DATA IN THIS EXERCISE:
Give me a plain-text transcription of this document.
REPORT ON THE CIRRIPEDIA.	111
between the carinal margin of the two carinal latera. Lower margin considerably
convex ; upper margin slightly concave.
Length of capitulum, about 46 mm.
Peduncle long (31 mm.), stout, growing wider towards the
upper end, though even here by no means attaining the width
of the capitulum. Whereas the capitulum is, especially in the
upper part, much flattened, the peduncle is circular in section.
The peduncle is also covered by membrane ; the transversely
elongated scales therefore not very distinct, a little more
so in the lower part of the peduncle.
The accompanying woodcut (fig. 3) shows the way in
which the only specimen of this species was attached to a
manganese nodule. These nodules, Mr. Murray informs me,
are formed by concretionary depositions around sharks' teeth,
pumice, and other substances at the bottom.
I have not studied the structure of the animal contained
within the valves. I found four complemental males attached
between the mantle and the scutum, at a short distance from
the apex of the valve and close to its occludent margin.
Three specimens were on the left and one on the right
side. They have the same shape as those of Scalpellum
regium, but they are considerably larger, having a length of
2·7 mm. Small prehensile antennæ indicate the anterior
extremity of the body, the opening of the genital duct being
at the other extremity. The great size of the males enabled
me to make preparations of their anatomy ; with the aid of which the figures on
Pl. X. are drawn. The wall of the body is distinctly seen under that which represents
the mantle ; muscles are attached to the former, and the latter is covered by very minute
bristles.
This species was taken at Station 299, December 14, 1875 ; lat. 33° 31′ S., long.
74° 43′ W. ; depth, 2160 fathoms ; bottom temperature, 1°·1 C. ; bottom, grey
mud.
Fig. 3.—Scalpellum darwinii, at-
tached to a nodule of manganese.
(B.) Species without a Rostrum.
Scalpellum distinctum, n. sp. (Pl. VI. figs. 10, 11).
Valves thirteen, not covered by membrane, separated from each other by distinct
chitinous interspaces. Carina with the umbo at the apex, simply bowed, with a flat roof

...

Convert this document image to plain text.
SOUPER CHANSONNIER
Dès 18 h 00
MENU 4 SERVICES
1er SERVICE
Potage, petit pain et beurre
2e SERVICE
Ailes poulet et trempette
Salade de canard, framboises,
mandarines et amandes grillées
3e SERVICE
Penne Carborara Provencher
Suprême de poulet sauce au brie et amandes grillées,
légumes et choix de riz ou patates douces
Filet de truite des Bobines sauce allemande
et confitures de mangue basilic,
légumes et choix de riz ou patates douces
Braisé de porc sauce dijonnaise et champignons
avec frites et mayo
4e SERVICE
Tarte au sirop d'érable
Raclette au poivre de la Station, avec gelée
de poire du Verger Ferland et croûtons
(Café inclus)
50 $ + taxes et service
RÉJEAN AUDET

EXERCISE INSTRUCTIONS: Using the entries above, tally how many lines have the word "margin" in them; write the number and nothing more.

ANSWER TO THE PROBLEM: 3